INSTRUCTIONS TO FOLLOW:
Each record is to be transcribed exactly.

DATA PROVIDED:
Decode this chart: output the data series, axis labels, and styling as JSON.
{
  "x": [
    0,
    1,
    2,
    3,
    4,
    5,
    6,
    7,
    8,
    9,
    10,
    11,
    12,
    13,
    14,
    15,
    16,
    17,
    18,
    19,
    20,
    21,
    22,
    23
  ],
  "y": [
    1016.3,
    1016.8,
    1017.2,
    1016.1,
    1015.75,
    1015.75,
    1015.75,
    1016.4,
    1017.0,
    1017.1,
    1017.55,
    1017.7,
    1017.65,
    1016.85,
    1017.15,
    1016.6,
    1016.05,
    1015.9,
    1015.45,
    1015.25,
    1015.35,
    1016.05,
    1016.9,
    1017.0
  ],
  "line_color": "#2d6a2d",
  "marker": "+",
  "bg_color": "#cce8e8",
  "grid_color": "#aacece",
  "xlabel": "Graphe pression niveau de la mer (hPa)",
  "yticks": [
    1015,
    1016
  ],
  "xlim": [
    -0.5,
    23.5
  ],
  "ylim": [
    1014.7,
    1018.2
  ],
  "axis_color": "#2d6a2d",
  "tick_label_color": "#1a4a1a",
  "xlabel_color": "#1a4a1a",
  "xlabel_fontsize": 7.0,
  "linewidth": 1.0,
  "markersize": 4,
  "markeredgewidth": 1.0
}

SOLUTION FOR THIS TASK:
Decode this chart: output the data series, axis labels, and styling as JSON.
{
  "x": [
    0,
    1,
    2,
    3,
    4,
    5,
    6,
    7,
    8,
    9,
    10,
    11,
    12,
    13,
    14,
    15,
    16,
    17,
    18,
    19,
    20,
    21,
    22,
    23
  ],
  "y": [
    1016.3,
    1016.8,
    1017.2,
    1016.1,
    1015.75,
    1015.75,
    1015.75,
    1016.4,
    1017.0,
    1017.1,
    1017.55,
    1017.7,
    1017.65,
    1016.85,
    1017.15,
    1016.6,
    1016.05,
    1015.9,
    1015.45,
    1015.25,
    1015.35,
    1016.05,
    1016.9,
    1017.0
  ],
  "line_color": "#2d6a2d",
  "marker": "+",
  "bg_color": "#cce8e8",
  "grid_color": "#aacece",
  "xlabel": "Graphe pression niveau de la mer (hPa)",
  "yticks": [
    1015,
    1016
  ],
  "xlim": [
    -0.5,
    23.5
  ],
  "ylim": [
    1014.7,
    1018.2
  ],
  "axis_color": "#2d6a2d",
  "tick_label_color": "#1a4a1a",
  "xlabel_color": "#1a4a1a",
  "xlabel_fontsize": 7.0,
  "linewidth": 1.0,
  "markersize": 4,
  "markeredgewidth": 1.0
}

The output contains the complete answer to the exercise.